*LISTED RECORDS:*

□ □ □ □ □ □ □

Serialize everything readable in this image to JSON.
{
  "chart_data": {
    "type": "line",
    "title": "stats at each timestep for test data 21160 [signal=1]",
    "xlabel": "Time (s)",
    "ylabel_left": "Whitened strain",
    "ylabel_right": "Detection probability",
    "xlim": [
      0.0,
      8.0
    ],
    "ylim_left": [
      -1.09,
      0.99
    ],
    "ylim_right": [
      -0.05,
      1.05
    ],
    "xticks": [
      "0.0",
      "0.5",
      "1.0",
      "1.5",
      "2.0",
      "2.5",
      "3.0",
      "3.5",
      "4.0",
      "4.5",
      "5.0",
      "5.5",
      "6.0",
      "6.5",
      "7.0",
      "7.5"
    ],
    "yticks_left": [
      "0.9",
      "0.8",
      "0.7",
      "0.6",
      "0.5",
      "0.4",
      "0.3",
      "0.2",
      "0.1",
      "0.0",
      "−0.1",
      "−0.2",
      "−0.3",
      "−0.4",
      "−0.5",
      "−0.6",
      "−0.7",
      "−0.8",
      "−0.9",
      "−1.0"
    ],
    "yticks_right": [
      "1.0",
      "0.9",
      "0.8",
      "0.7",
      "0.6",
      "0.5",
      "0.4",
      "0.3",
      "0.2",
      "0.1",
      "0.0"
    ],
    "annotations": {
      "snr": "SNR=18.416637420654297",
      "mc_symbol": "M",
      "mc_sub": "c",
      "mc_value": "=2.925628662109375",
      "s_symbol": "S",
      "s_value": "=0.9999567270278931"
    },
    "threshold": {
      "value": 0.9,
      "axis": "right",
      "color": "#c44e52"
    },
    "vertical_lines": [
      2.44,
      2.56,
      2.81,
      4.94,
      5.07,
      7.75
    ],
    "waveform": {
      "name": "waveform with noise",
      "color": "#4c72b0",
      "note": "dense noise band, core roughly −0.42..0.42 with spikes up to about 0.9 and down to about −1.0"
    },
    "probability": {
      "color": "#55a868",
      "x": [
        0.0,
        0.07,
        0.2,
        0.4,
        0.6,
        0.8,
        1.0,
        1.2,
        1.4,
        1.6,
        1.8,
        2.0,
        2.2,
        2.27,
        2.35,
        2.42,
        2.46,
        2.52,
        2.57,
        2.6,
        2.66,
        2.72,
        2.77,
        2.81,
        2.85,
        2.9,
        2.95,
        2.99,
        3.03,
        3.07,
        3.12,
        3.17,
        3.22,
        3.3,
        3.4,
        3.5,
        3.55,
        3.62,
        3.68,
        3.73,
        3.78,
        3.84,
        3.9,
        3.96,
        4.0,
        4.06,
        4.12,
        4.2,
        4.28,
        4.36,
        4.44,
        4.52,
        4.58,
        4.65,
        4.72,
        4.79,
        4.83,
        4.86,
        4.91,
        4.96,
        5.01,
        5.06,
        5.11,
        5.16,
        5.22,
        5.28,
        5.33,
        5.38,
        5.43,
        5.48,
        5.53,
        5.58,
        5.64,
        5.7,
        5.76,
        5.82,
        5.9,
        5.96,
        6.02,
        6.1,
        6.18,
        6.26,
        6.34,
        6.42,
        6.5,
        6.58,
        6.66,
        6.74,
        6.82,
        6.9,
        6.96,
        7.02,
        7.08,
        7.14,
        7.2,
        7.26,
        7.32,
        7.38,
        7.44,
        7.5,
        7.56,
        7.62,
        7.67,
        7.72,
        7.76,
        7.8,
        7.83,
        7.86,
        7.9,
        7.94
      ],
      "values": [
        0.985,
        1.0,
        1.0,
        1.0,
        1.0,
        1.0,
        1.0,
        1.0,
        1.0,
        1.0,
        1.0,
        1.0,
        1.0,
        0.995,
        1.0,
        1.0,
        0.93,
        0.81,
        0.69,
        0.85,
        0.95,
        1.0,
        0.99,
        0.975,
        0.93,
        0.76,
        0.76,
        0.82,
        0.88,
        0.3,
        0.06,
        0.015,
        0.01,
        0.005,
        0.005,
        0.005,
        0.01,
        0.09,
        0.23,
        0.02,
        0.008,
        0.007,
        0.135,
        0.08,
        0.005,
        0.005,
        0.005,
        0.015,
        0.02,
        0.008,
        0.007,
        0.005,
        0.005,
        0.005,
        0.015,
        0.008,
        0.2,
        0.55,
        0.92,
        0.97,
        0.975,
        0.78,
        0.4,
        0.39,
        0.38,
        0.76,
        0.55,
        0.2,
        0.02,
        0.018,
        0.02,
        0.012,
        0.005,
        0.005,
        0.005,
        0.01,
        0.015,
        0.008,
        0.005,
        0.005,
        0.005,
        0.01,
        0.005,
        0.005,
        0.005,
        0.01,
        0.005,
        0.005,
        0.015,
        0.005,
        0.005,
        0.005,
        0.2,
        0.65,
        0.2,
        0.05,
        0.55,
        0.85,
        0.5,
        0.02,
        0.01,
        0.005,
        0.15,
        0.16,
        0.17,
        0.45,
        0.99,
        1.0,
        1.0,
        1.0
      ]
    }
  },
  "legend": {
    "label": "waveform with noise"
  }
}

□ □ □ □ □ □ □

*GIVEN REQUEST:* Look through the records above and report how many lines hold the word "waveform", giving only the number.

*THE REPLY:* 3